------ DATA PROVIDED

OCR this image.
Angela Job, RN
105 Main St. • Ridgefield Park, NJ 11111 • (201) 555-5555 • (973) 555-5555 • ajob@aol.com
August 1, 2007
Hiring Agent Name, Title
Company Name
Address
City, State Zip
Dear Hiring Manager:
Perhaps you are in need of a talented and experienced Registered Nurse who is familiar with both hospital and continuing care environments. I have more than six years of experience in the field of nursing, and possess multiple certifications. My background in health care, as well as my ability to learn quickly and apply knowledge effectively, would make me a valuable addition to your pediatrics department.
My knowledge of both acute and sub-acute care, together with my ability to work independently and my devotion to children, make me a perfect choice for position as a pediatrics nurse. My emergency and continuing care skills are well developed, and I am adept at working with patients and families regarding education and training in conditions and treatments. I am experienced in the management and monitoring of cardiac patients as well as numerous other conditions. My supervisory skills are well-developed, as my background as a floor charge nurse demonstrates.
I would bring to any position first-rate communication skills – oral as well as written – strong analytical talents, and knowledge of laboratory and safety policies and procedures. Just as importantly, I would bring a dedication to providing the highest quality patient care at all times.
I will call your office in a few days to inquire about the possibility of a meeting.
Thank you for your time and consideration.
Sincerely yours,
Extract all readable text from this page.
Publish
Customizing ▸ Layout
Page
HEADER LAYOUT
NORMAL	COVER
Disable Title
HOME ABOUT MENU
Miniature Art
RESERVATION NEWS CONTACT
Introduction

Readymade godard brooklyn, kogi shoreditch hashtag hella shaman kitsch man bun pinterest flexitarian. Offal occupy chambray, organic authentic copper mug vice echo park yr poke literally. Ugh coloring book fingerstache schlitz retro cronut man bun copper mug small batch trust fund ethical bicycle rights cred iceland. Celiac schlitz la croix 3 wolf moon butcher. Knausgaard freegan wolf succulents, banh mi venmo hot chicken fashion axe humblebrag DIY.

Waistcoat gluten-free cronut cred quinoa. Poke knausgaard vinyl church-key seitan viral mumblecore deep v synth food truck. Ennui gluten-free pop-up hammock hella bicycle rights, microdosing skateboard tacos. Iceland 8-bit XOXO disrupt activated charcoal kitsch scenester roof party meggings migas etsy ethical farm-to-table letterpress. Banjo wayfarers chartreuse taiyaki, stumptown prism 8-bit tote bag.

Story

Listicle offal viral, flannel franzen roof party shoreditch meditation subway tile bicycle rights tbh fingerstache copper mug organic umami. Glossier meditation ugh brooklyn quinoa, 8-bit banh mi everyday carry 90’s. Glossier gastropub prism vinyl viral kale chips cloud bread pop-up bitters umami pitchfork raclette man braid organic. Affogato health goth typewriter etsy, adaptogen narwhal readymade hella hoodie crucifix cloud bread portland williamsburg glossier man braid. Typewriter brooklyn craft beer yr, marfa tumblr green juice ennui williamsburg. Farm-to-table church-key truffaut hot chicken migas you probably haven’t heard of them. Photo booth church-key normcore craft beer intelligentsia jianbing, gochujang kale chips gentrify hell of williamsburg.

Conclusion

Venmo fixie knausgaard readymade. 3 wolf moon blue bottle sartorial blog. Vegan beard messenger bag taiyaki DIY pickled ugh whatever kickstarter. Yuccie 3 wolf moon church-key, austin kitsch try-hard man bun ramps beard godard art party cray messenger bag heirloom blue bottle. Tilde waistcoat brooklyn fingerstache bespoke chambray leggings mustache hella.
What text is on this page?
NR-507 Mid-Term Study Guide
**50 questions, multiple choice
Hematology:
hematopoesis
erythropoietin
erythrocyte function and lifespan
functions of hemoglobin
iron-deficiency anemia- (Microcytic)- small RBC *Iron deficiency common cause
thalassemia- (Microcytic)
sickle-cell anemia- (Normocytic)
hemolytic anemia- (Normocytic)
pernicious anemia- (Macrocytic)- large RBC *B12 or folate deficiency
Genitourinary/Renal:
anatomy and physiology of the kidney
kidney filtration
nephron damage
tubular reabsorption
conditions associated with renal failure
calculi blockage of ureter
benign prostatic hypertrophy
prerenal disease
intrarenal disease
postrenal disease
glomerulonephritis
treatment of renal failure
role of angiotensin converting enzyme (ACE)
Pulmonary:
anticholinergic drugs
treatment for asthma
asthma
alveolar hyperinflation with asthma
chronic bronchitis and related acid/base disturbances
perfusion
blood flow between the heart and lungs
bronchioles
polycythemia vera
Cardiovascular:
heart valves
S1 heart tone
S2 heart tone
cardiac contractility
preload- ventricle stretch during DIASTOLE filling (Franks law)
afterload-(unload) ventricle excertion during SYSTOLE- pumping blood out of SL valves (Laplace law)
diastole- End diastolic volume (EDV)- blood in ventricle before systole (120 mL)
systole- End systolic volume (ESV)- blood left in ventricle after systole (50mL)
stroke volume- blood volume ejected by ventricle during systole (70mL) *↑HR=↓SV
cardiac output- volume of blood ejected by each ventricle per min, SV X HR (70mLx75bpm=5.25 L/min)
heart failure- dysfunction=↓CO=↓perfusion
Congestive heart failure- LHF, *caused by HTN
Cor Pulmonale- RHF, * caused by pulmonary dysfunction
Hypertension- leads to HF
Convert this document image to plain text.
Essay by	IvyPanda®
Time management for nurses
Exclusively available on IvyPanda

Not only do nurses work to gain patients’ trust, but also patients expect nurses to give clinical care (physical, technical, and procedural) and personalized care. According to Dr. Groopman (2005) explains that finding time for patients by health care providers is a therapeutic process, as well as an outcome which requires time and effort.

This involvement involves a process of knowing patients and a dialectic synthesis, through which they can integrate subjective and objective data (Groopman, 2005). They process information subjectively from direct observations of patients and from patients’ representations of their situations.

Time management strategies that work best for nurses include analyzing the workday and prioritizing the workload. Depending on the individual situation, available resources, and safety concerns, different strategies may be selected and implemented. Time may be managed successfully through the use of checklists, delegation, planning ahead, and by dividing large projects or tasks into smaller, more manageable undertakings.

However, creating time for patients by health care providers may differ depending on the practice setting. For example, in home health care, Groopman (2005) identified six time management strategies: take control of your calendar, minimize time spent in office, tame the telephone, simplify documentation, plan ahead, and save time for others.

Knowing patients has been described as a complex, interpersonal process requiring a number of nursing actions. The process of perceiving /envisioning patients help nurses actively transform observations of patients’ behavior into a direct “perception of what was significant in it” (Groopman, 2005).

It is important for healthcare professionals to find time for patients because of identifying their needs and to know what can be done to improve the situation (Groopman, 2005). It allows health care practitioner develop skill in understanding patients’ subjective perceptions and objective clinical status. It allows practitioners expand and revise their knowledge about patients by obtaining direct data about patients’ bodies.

------------

» WORK INSTRUCTION: Repeating the listing in full, word for word, is the required output.

» ANSWER TO THIS EXERCISE:
OCR this image.
Angela Job, RN
105 Main St. • Ridgefield Park, NJ 11111 • (201) 555-5555 • (973) 555-5555 • ajob@aol.com
August 1, 2007
Hiring Agent Name, Title
Company Name
Address
City, State Zip
Dear Hiring Manager:
Perhaps you are in need of a talented and experienced Registered Nurse who is familiar with both hospital and continuing care environments. I have more than six years of experience in the field of nursing, and possess multiple certifications. My background in health care, as well as my ability to learn quickly and apply knowledge effectively, would make me a valuable addition to your pediatrics department.
My knowledge of both acute and sub-acute care, together with my ability to work independently and my devotion to children, make me a perfect choice for position as a pediatrics nurse. My emergency and continuing care skills are well developed, and I am adept at working with patients and families regarding education and training in conditions and treatments. I am experienced in the management and monitoring of cardiac patients as well as numerous other conditions. My supervisory skills are well-developed, as my background as a floor charge nurse demonstrates.
I would bring to any position first-rate communication skills – oral as well as written – strong analytical talents, and knowledge of laboratory and safety policies and procedures. Just as importantly, I would bring a dedication to providing the highest quality patient care at all times.
I will call your office in a few days to inquire about the possibility of a meeting.
Thank you for your time and consideration.
Sincerely yours,
Extract all readable text from this page.
Publish
Customizing ▸ Layout
Page
HEADER LAYOUT
NORMAL	COVER
Disable Title
HOME ABOUT MENU
Miniature Art
RESERVATION NEWS CONTACT
Introduction

Readymade godard brooklyn, kogi shoreditch hashtag hella shaman kitsch man bun pinterest flexitarian. Offal occupy chambray, organic authentic copper mug vice echo park yr poke literally. Ugh coloring book fingerstache schlitz retro cronut man bun copper mug small batch trust fund ethical bicycle rights cred iceland. Celiac schlitz la croix 3 wolf moon butcher. Knausgaard freegan wolf succulents, banh mi venmo hot chicken fashion axe humblebrag DIY.

Waistcoat gluten-free cronut cred quinoa. Poke knausgaard vinyl church-key seitan viral mumblecore deep v synth food truck. Ennui gluten-free pop-up hammock hella bicycle rights, microdosing skateboard tacos. Iceland 8-bit XOXO disrupt activated charcoal kitsch scenester roof party meggings migas etsy ethical farm-to-table letterpress. Banjo wayfarers chartreuse taiyaki, stumptown prism 8-bit tote bag.

Story

Listicle offal viral, flannel franzen roof party shoreditch meditation subway tile bicycle rights tbh fingerstache copper mug organic umami. Glossier meditation ugh brooklyn quinoa, 8-bit banh mi everyday carry 90’s. Glossier gastropub prism vinyl viral kale chips cloud bread pop-up bitters umami pitchfork raclette man braid organic. Affogato health goth typewriter etsy, adaptogen narwhal readymade hella hoodie crucifix cloud bread portland williamsburg glossier man braid. Typewriter brooklyn craft beer yr, marfa tumblr green juice ennui williamsburg. Farm-to-table church-key truffaut hot chicken migas you probably haven’t heard of them. Photo booth church-key normcore craft beer intelligentsia jianbing, gochujang kale chips gentrify hell of williamsburg.

Conclusion

Venmo fixie knausgaard readymade. 3 wolf moon blue bottle sartorial blog. Vegan beard messenger bag taiyaki DIY pickled ugh whatever kickstarter. Yuccie 3 wolf moon church-key, austin kitsch try-hard man bun ramps beard godard art party cray messenger bag heirloom blue bottle. Tilde waistcoat brooklyn fingerstache bespoke chambray leggings mustache hella.
What text is on this page?
NR-507 Mid-Term Study Guide
**50 questions, multiple choice
Hematology:
hematopoesis
erythropoietin
erythrocyte function and lifespan
functions of hemoglobin
iron-deficiency anemia- (Microcytic)- small RBC *Iron deficiency common cause
thalassemia- (Microcytic)
sickle-cell anemia- (Normocytic)
hemolytic anemia- (Normocytic)
pernicious anemia- (Macrocytic)- large RBC *B12 or folate deficiency
Genitourinary/Renal:
anatomy and physiology of the kidney
kidney filtration
nephron damage
tubular reabsorption
conditions associated with renal failure
calculi blockage of ureter
benign prostatic hypertrophy
prerenal disease
intrarenal disease
postrenal disease
glomerulonephritis
treatment of renal failure
role of angiotensin converting enzyme (ACE)
Pulmonary:
anticholinergic drugs
treatment for asthma
asthma
alveolar hyperinflation with asthma
chronic bronchitis and related acid/base disturbances
perfusion
blood flow between the heart and lungs
bronchioles
polycythemia vera
Cardiovascular:
heart valves
S1 heart tone
S2 heart tone
cardiac contractility
preload- ventricle stretch during DIASTOLE filling (Franks law)
afterload-(unload) ventricle excertion during SYSTOLE- pumping blood out of SL valves (Laplace law)
diastole- End diastolic volume (EDV)- blood in ventricle before systole (120 mL)
systole- End systolic volume (ESV)- blood left in ventricle after systole (50mL)
stroke volume- blood volume ejected by ventricle during systole (70mL) *↑HR=↓SV
cardiac output- volume of blood ejected by each ventricle per min, SV X HR (70mLx75bpm=5.25 L/min)
heart failure- dysfunction=↓CO=↓perfusion
Congestive heart failure- LHF, *caused by HTN
Cor Pulmonale- RHF, * caused by pulmonary dysfunction
Hypertension- leads to HF
Convert this document image to plain text.
Essay by	IvyPanda®
Time management for nurses
Exclusively available on IvyPanda

Not only do nurses work to gain patients’ trust, but also patients expect nurses to give clinical care (physical, technical, and procedural) and personalized care. According to Dr. Groopman (2005) explains that finding time for patients by health care providers is a therapeutic process, as well as an outcome which requires time and effort.

This involvement involves a process of knowing patients and a dialectic synthesis, through which they can integrate subjective and objective data (Groopman, 2005). They process information subjectively from direct observations of patients and from patients’ representations of their situations.

Time management strategies that work best for nurses include analyzing the workday and prioritizing the workload. Depending on the individual situation, available resources, and safety concerns, different strategies may be selected and implemented. Time may be managed successfully through the use of checklists, delegation, planning ahead, and by dividing large projects or tasks into smaller, more manageable undertakings.

However, creating time for patients by health care providers may differ depending on the practice setting. For example, in home health care, Groopman (2005) identified six time management strategies: take control of your calendar, minimize time spent in office, tame the telephone, simplify documentation, plan ahead, and save time for others.

Knowing patients has been described as a complex, interpersonal process requiring a number of nursing actions. The process of perceiving /envisioning patients help nurses actively transform observations of patients’ behavior into a direct “perception of what was significant in it” (Groopman, 2005).

It is important for healthcare professionals to find time for patients because of identifying their needs and to know what can be done to improve the situation (Groopman, 2005). It allows health care practitioner develop skill in understanding patients’ subjective perceptions and objective clinical status. It allows practitioners expand and revise their knowledge about patients by obtaining direct data about patients’ bodies.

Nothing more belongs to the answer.